Exercise directions
Transcribe the full listing below exactly.

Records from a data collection
---*---

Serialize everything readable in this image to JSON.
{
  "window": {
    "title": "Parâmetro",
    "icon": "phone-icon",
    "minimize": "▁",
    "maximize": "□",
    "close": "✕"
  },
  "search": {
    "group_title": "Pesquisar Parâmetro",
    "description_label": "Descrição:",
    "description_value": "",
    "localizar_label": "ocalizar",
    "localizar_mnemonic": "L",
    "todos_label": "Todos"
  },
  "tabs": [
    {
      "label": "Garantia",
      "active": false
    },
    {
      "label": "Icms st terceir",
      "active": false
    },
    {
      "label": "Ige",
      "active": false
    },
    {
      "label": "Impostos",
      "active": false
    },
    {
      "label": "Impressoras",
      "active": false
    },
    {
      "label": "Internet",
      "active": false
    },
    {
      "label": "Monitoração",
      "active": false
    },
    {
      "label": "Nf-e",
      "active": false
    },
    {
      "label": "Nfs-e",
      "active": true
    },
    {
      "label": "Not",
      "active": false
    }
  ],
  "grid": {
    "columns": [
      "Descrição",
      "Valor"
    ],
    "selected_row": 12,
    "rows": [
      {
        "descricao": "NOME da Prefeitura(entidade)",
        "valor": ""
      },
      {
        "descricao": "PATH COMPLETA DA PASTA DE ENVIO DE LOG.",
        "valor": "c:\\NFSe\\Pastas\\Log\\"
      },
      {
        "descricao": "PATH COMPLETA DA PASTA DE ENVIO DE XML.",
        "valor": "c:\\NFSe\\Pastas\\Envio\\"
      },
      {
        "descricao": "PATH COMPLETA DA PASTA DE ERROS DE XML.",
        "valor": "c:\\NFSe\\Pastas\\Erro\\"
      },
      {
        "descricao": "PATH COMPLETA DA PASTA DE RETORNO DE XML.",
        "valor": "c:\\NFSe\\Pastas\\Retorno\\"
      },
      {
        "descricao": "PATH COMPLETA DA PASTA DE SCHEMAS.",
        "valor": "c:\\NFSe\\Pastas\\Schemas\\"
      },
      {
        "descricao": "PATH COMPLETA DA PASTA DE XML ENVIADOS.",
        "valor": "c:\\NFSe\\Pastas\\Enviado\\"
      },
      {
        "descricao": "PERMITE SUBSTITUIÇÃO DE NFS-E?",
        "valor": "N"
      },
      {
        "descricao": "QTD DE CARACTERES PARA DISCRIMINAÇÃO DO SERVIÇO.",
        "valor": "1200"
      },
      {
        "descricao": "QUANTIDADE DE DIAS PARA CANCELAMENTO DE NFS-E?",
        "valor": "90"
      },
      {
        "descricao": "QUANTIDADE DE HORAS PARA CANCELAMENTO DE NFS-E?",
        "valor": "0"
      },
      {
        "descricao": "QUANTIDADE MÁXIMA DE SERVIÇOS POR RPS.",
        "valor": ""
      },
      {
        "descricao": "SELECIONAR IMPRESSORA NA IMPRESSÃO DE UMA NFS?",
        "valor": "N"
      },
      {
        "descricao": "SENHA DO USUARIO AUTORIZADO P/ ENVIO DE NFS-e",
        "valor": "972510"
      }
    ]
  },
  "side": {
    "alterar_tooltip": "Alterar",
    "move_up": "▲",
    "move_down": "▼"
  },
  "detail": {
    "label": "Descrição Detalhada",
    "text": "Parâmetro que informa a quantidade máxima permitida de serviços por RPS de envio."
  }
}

---*---

Answer in full
Serialize everything readable in this image to JSON.
{
  "window": {
    "title": "Parâmetro",
    "icon": "phone-icon",
    "minimize": "▁",
    "maximize": "□",
    "close": "✕"
  },
  "search": {
    "group_title": "Pesquisar Parâmetro",
    "description_label": "Descrição:",
    "description_value": "",
    "localizar_label": "ocalizar",
    "localizar_mnemonic": "L",
    "todos_label": "Todos"
  },
  "tabs": [
    {
      "label": "Garantia",
      "active": false
    },
    {
      "label": "Icms st terceir",
      "active": false
    },
    {
      "label": "Ige",
      "active": false
    },
    {
      "label": "Impostos",
      "active": false
    },
    {
      "label": "Impressoras",
      "active": false
    },
    {
      "label": "Internet",
      "active": false
    },
    {
      "label": "Monitoração",
      "active": false
    },
    {
      "label": "Nf-e",
      "active": false
    },
    {
      "label": "Nfs-e",
      "active": true
    },
    {
      "label": "Not",
      "active": false
    }
  ],
  "grid": {
    "columns": [
      "Descrição",
      "Valor"
    ],
    "selected_row": 12,
    "rows": [
      {
        "descricao": "NOME da Prefeitura(entidade)",
        "valor": ""
      },
      {
        "descricao": "PATH COMPLETA DA PASTA DE ENVIO DE LOG.",
        "valor": "c:\\NFSe\\Pastas\\Log\\"
      },
      {
        "descricao": "PATH COMPLETA DA PASTA DE ENVIO DE XML.",
        "valor": "c:\\NFSe\\Pastas\\Envio\\"
      },
      {
        "descricao": "PATH COMPLETA DA PASTA DE ERROS DE XML.",
        "valor": "c:\\NFSe\\Pastas\\Erro\\"
      },
      {
        "descricao": "PATH COMPLETA DA PASTA DE RETORNO DE XML.",
        "valor": "c:\\NFSe\\Pastas\\Retorno\\"
      },
      {
        "descricao": "PATH COMPLETA DA PASTA DE SCHEMAS.",
        "valor": "c:\\NFSe\\Pastas\\Schemas\\"
      },
      {
        "descricao": "PATH COMPLETA DA PASTA DE XML ENVIADOS.",
        "valor": "c:\\NFSe\\Pastas\\Enviado\\"
      },
      {
        "descricao": "PERMITE SUBSTITUIÇÃO DE NFS-E?",
        "valor": "N"
      },
      {
        "descricao": "QTD DE CARACTERES PARA DISCRIMINAÇÃO DO SERVIÇO.",
        "valor": "1200"
      },
      {
        "descricao": "QUANTIDADE DE DIAS PARA CANCELAMENTO DE NFS-E?",
        "valor": "90"
      },
      {
        "descricao": "QUANTIDADE DE HORAS PARA CANCELAMENTO DE NFS-E?",
        "valor": "0"
      },
      {
        "descricao": "QUANTIDADE MÁXIMA DE SERVIÇOS POR RPS.",
        "valor": ""
      },
      {
        "descricao": "SELECIONAR IMPRESSORA NA IMPRESSÃO DE UMA NFS?",
        "valor": "N"
      },
      {
        "descricao": "SENHA DO USUARIO AUTORIZADO P/ ENVIO DE NFS-e",
        "valor": "972510"
      }
    ]
  },
  "side": {
    "alterar_tooltip": "Alterar",
    "move_up": "▲",
    "move_down": "▼"
  },
  "detail": {
    "label": "Descrição Detalhada",
    "text": "Parâmetro que informa a quantidade máxima permitida de serviços por RPS de envio."
  }
}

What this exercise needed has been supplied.